> **Directions**
Select and copy out every line in the records containing "earth".

** Begin Working data **

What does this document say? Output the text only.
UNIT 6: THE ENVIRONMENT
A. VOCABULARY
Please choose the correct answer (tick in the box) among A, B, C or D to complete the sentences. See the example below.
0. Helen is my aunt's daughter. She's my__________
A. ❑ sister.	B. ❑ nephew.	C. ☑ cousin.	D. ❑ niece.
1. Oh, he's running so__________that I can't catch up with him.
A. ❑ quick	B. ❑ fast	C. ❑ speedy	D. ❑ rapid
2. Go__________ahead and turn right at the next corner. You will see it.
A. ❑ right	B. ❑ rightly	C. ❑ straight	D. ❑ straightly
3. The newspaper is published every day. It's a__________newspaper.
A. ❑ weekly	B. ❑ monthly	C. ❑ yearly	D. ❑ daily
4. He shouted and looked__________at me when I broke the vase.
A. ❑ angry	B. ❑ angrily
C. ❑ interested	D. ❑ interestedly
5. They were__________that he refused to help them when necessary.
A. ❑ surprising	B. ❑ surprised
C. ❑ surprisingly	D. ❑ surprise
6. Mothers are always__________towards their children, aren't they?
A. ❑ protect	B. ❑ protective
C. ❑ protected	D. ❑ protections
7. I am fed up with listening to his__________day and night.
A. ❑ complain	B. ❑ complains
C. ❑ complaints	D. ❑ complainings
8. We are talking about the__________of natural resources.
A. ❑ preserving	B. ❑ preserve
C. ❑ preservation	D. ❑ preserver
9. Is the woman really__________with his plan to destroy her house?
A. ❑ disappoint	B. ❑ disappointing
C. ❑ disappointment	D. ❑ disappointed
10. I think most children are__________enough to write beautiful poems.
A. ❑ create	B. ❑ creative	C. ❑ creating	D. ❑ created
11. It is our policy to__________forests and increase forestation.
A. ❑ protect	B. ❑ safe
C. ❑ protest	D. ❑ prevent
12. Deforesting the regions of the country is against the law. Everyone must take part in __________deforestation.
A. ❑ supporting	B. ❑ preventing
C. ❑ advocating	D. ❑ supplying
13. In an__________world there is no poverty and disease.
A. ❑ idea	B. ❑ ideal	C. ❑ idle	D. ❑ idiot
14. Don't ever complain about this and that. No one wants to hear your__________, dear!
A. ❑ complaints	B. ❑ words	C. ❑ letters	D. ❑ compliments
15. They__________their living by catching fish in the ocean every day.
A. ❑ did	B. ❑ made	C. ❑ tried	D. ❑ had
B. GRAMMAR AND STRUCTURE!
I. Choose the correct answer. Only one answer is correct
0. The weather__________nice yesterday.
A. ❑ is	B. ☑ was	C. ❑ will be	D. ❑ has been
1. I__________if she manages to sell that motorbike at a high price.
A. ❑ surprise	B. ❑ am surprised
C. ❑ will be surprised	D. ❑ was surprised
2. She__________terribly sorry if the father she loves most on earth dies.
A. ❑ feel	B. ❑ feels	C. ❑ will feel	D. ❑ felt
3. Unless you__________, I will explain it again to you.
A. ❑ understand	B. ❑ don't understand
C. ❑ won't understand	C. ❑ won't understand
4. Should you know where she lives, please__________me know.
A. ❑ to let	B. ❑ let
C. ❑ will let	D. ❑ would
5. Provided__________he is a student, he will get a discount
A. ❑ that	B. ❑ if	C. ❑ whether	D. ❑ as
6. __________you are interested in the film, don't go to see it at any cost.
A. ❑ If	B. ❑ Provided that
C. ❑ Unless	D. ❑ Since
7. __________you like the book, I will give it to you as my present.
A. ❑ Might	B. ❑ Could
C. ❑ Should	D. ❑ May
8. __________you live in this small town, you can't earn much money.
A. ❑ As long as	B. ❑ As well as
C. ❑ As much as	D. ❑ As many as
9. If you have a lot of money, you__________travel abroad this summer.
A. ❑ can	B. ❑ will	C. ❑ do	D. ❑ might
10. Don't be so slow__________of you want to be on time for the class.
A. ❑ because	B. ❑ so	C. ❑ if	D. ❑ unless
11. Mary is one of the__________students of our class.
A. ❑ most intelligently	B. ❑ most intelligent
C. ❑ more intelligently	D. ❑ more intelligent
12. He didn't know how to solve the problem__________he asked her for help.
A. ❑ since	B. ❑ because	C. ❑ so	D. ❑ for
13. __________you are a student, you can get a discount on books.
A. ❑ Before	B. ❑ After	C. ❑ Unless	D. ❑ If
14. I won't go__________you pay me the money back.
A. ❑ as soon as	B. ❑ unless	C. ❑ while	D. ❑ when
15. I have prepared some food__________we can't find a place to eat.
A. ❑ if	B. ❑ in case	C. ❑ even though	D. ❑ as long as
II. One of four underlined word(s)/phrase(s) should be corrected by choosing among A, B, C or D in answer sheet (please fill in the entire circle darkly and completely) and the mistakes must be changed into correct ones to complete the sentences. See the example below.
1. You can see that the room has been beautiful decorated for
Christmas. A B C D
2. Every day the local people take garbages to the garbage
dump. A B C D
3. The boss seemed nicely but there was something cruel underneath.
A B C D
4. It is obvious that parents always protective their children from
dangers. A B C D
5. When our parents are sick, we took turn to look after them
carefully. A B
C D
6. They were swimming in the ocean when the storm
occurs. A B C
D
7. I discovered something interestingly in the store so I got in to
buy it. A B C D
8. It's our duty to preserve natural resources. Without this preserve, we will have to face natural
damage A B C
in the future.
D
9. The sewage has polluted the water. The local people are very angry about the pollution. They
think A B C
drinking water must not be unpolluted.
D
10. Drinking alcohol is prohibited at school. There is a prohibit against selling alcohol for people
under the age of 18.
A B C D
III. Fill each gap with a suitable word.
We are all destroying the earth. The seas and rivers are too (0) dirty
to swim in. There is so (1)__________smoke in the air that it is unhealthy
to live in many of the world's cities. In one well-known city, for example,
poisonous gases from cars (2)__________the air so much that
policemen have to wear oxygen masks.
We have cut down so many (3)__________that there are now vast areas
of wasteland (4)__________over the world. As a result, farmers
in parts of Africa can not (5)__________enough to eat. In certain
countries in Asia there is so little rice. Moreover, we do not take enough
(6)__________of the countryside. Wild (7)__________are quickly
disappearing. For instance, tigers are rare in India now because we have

** End Working data **

> **Task response**
2. She__________terribly sorry if the father she loves most on earth dies.
We are all destroying the earth. The seas and rivers are too (0) dirty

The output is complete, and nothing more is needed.